Give every entry again, word for word.

------------------------

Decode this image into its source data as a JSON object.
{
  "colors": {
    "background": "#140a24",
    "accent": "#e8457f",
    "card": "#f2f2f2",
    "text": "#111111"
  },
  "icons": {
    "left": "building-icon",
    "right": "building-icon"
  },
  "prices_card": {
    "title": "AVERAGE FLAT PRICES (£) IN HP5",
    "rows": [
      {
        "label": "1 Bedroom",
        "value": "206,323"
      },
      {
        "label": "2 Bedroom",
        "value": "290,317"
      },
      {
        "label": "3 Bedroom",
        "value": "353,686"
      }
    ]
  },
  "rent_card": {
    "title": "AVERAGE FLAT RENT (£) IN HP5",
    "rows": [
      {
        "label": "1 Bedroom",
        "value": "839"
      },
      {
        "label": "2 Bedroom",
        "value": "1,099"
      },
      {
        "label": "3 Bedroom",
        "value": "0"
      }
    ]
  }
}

------------------------

EXERCISE OUTPUT:
Decode this image into its source data as a JSON object.
{
  "colors": {
    "background": "#140a24",
    "accent": "#e8457f",
    "card": "#f2f2f2",
    "text": "#111111"
  },
  "icons": {
    "left": "building-icon",
    "right": "building-icon"
  },
  "prices_card": {
    "title": "AVERAGE FLAT PRICES (£) IN HP5",
    "rows": [
      {
        "label": "1 Bedroom",
        "value": "206,323"
      },
      {
        "label": "2 Bedroom",
        "value": "290,317"
      },
      {
        "label": "3 Bedroom",
        "value": "353,686"
      }
    ]
  },
  "rent_card": {
    "title": "AVERAGE FLAT RENT (£) IN HP5",
    "rows": [
      {
        "label": "1 Bedroom",
        "value": "839"
      },
      {
        "label": "2 Bedroom",
        "value": "1,099"
      },
      {
        "label": "3 Bedroom",
        "value": "0"
      }
    ]
  }
}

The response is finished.